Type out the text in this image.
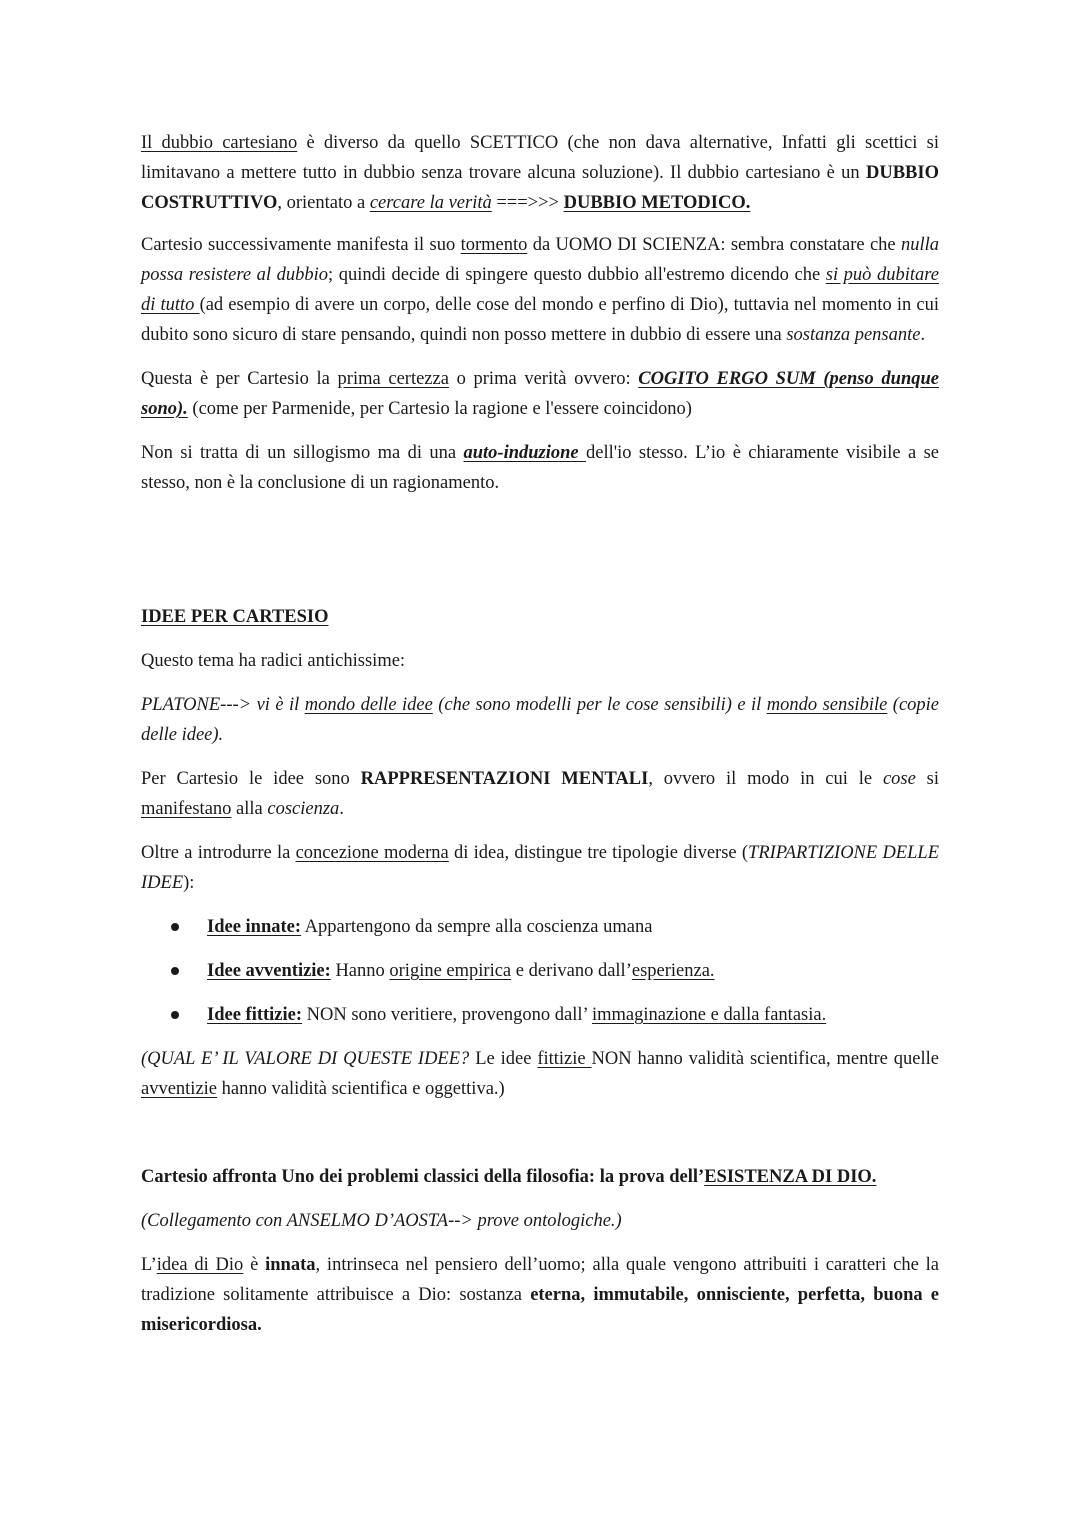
Il dubbio cartesiano è diverso da quello SCETTICO (che non dava alternative, Infatti gli scettici si limitavano a mettere tutto in dubbio senza trovare alcuna soluzione). Il dubbio cartesiano è un DUBBIO COSTRUTTIVO, orientato a cercare la verità ===>>> DUBBIO METODICO.

Cartesio successivamente manifesta il suo tormento da UOMO DI SCIENZA: sembra constatare che nulla possa resistere al dubbio; quindi decide di spingere questo dubbio all'estremo dicendo che si può dubitare di tutto (ad esempio di avere un corpo, delle cose del mondo e perfino di Dio), tuttavia nel momento in cui dubito sono sicuro di stare pensando, quindi non posso mettere in dubbio di essere una sostanza pensante.

Questa è per Cartesio la prima certezza o prima verità ovvero: COGITO ERGO SUM (penso dunque sono). (come per Parmenide, per Cartesio la ragione e l'essere coincidono)

Non si tratta di un sillogismo ma di una auto-induzione dell'io stesso. L’io è chiaramente visibile a se stesso, non è la conclusione di un ragionamento.

IDEE PER CARTESIO

Questo tema ha radici antichissime:

PLATONE---> vi è il mondo delle idee (che sono modelli per le cose sensibili) e il mondo sensibile (copie delle idee).

Per Cartesio le idee sono RAPPRESENTAZIONI MENTALI, ovvero il modo in cui le cose si manifestano alla coscienza.

Oltre a introdurre la concezione moderna di idea, distingue tre tipologie diverse (TRIPARTIZIONE DELLE IDEE):

Idee innate: Appartengono da sempre alla coscienza umana
Idee avventizie: Hanno origine empirica e derivano dall’esperienza.
Idee fittizie: NON sono veritiere, provengono dall’ immaginazione e dalla fantasia.

(QUAL E’ IL VALORE DI QUESTE IDEE? Le idee fittizie NON hanno validità scientifica, mentre quelle avventizie hanno validità scientifica e oggettiva.)

Cartesio affronta Uno dei problemi classici della filosofia: la prova dell’ESISTENZA DI DIO.

(Collegamento con ANSELMO D’AOSTA--> prove ontologiche.)

L’idea di Dio è innata, intrinseca nel pensiero dell’uomo; alla quale vengono attribuiti i caratteri che la tradizione solitamente attribuisce a Dio: sostanza eterna, immutabile, onnisciente, perfetta, buona e misericordiosa.
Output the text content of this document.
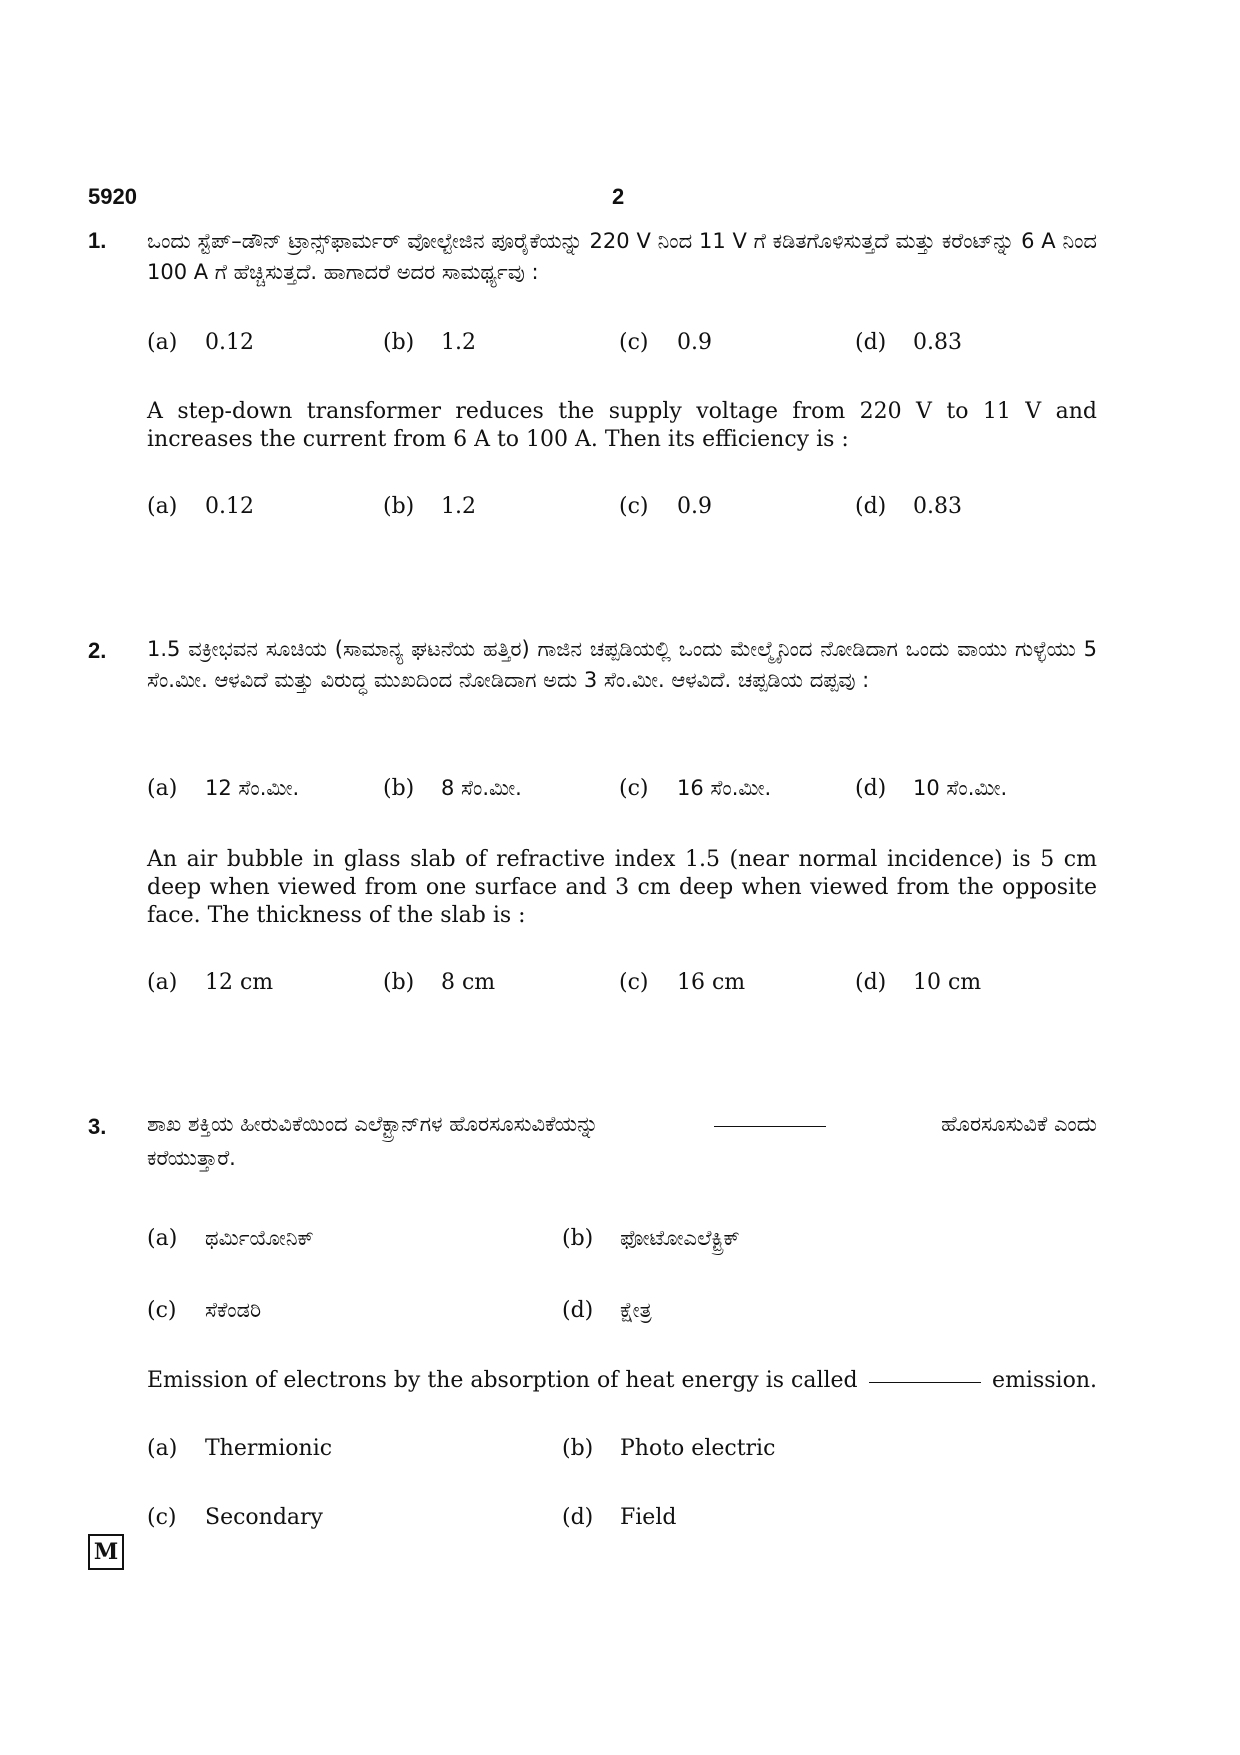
5920	2
1. ಒಂದು ಸ್ಟೆಪ್–ಡೌನ್ ಟ್ರಾನ್ಸ್‌ಫಾರ್ಮರ್ ವೋಲ್ಟೇಜಿನ ಪೂರೈಕೆಯನ್ನು 220 V ನಿಂದ 11 V ಗೆ ಕಡಿತಗೊಳಿಸುತ್ತದೆ ಮತ್ತು ಕರೆಂಟ್‌ನ್ನು 6 A ನಿಂದ 100 A ಗೆ ಹೆಚ್ಚಿಸುತ್ತದೆ. ಹಾಗಾದರೆ ಅದರ ಸಾಮರ್ಥ್ಯವು :
(a) 0.12	(b) 1.2	(c) 0.9	(d) 0.83
A step-down transformer reduces the supply voltage from 220 V to 11 V and increases the current from 6 A to 100 A. Then its efficiency is :
(a) 0.12	(b) 1.2	(c) 0.9	(d) 0.83
2. 1.5 ವಕ್ರೀಭವನ ಸೂಚಿಯ (ಸಾಮಾನ್ಯ ಘಟನೆಯ ಹತ್ತಿರ) ಗಾಜಿನ ಚಪ್ಪಡಿಯಲ್ಲಿ ಒಂದು ಮೇಲ್ಮೈನಿಂದ ನೋಡಿದಾಗ ಒಂದು ವಾಯು ಗುಳ್ಳೆಯು 5 ಸೆಂ.ಮೀ. ಆಳವಿದೆ ಮತ್ತು ವಿರುದ್ಧ ಮುಖದಿಂದ ನೋಡಿದಾಗ ಅದು 3 ಸೆಂ.ಮೀ. ಆಳವಿದೆ. ಚಪ್ಪಡಿಯ ದಪ್ಪವು :
(a) 12 ಸೆಂ.ಮೀ.	(b) 8 ಸೆಂ.ಮೀ.	(c) 16 ಸೆಂ.ಮೀ.	(d) 10 ಸೆಂ.ಮೀ.
An air bubble in glass slab of refractive index 1.5 (near normal incidence) is 5 cm deep when viewed from one surface and 3 cm deep when viewed from the opposite face. The thickness of the slab is :
(a) 12 cm	(b) 8 cm	(c) 16 cm	(d) 10 cm
3. ಶಾಖ ಶಕ್ತಿಯ ಹೀರುವಿಕೆಯಿಂದ ಎಲೆಕ್ಟ್ರಾನ್‌ಗಳ ಹೊರಸೂಸುವಿಕೆಯನ್ನು	ಹೊರಸೂಸುವಿಕೆ ಎಂದು
ಕರೆಯುತ್ತಾರೆ.
(a) ಥರ್ಮಿಯೋನಿಕ್	(b) ಫೋಟೋಎಲೆಕ್ಟ್ರಿಕ್
(c) ಸೆಕೆಂಡರಿ	(d) ಕ್ಷೇತ್ರ
Emission of electrons by the absorption of heat energy is called	emission.
(a) Thermionic	(b) Photo electric
(c) Secondary	(d) Field
M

────

## [Your task]
Copy out the listing exactly as it stands, but not the pictures.

## [Answer to this problem]
Type out the text in this image.
Il dubbio cartesiano è diverso da quello SCETTICO (che non dava alternative, Infatti gli scettici si limitavano a mettere tutto in dubbio senza trovare alcuna soluzione). Il dubbio cartesiano è un DUBBIO COSTRUTTIVO, orientato a cercare la verità ===>>> DUBBIO METODICO.

Cartesio successivamente manifesta il suo tormento da UOMO DI SCIENZA: sembra constatare che nulla possa resistere al dubbio; quindi decide di spingere questo dubbio all'estremo dicendo che si può dubitare di tutto (ad esempio di avere un corpo, delle cose del mondo e perfino di Dio), tuttavia nel momento in cui dubito sono sicuro di stare pensando, quindi non posso mettere in dubbio di essere una sostanza pensante.

Questa è per Cartesio la prima certezza o prima verità ovvero: COGITO ERGO SUM (penso dunque sono). (come per Parmenide, per Cartesio la ragione e l'essere coincidono)

Non si tratta di un sillogismo ma di una auto-induzione dell'io stesso. L’io è chiaramente visibile a se stesso, non è la conclusione di un ragionamento.

IDEE PER CARTESIO

Questo tema ha radici antichissime:

PLATONE---> vi è il mondo delle idee (che sono modelli per le cose sensibili) e il mondo sensibile (copie delle idee).

Per Cartesio le idee sono RAPPRESENTAZIONI MENTALI, ovvero il modo in cui le cose si manifestano alla coscienza.

Oltre a introdurre la concezione moderna di idea, distingue tre tipologie diverse (TRIPARTIZIONE DELLE IDEE):

Idee innate: Appartengono da sempre alla coscienza umana
Idee avventizie: Hanno origine empirica e derivano dall’esperienza.
Idee fittizie: NON sono veritiere, provengono dall’ immaginazione e dalla fantasia.

(QUAL E’ IL VALORE DI QUESTE IDEE? Le idee fittizie NON hanno validità scientifica, mentre quelle avventizie hanno validità scientifica e oggettiva.)

Cartesio affronta Uno dei problemi classici della filosofia: la prova dell’ESISTENZA DI DIO.

(Collegamento con ANSELMO D’AOSTA--> prove ontologiche.)

L’idea di Dio è innata, intrinseca nel pensiero dell’uomo; alla quale vengono attribuiti i caratteri che la tradizione solitamente attribuisce a Dio: sostanza eterna, immutabile, onnisciente, perfetta, buona e misericordiosa.
Output the text content of this document.
5920	2
1. ಒಂದು ಸ್ಟೆಪ್–ಡೌನ್ ಟ್ರಾನ್ಸ್‌ಫಾರ್ಮರ್ ವೋಲ್ಟೇಜಿನ ಪೂರೈಕೆಯನ್ನು 220 V ನಿಂದ 11 V ಗೆ ಕಡಿತಗೊಳಿಸುತ್ತದೆ ಮತ್ತು ಕರೆಂಟ್‌ನ್ನು 6 A ನಿಂದ 100 A ಗೆ ಹೆಚ್ಚಿಸುತ್ತದೆ. ಹಾಗಾದರೆ ಅದರ ಸಾಮರ್ಥ್ಯವು :
(a) 0.12	(b) 1.2	(c) 0.9	(d) 0.83
A step-down transformer reduces the supply voltage from 220 V to 11 V and increases the current from 6 A to 100 A. Then its efficiency is :
(a) 0.12	(b) 1.2	(c) 0.9	(d) 0.83
2. 1.5 ವಕ್ರೀಭವನ ಸೂಚಿಯ (ಸಾಮಾನ್ಯ ಘಟನೆಯ ಹತ್ತಿರ) ಗಾಜಿನ ಚಪ್ಪಡಿಯಲ್ಲಿ ಒಂದು ಮೇಲ್ಮೈನಿಂದ ನೋಡಿದಾಗ ಒಂದು ವಾಯು ಗುಳ್ಳೆಯು 5 ಸೆಂ.ಮೀ. ಆಳವಿದೆ ಮತ್ತು ವಿರುದ್ಧ ಮುಖದಿಂದ ನೋಡಿದಾಗ ಅದು 3 ಸೆಂ.ಮೀ. ಆಳವಿದೆ. ಚಪ್ಪಡಿಯ ದಪ್ಪವು :
(a) 12 ಸೆಂ.ಮೀ.	(b) 8 ಸೆಂ.ಮೀ.	(c) 16 ಸೆಂ.ಮೀ.	(d) 10 ಸೆಂ.ಮೀ.
An air bubble in glass slab of refractive index 1.5 (near normal incidence) is 5 cm deep when viewed from one surface and 3 cm deep when viewed from the opposite face. The thickness of the slab is :
(a) 12 cm	(b) 8 cm	(c) 16 cm	(d) 10 cm
3. ಶಾಖ ಶಕ್ತಿಯ ಹೀರುವಿಕೆಯಿಂದ ಎಲೆಕ್ಟ್ರಾನ್‌ಗಳ ಹೊರಸೂಸುವಿಕೆಯನ್ನು	ಹೊರಸೂಸುವಿಕೆ ಎಂದು
ಕರೆಯುತ್ತಾರೆ.
(a) ಥರ್ಮಿಯೋನಿಕ್	(b) ಫೋಟೋಎಲೆಕ್ಟ್ರಿಕ್
(c) ಸೆಕೆಂಡರಿ	(d) ಕ್ಷೇತ್ರ
Emission of electrons by the absorption of heat energy is called	emission.
(a) Thermionic	(b) Photo electric
(c) Secondary	(d) Field
M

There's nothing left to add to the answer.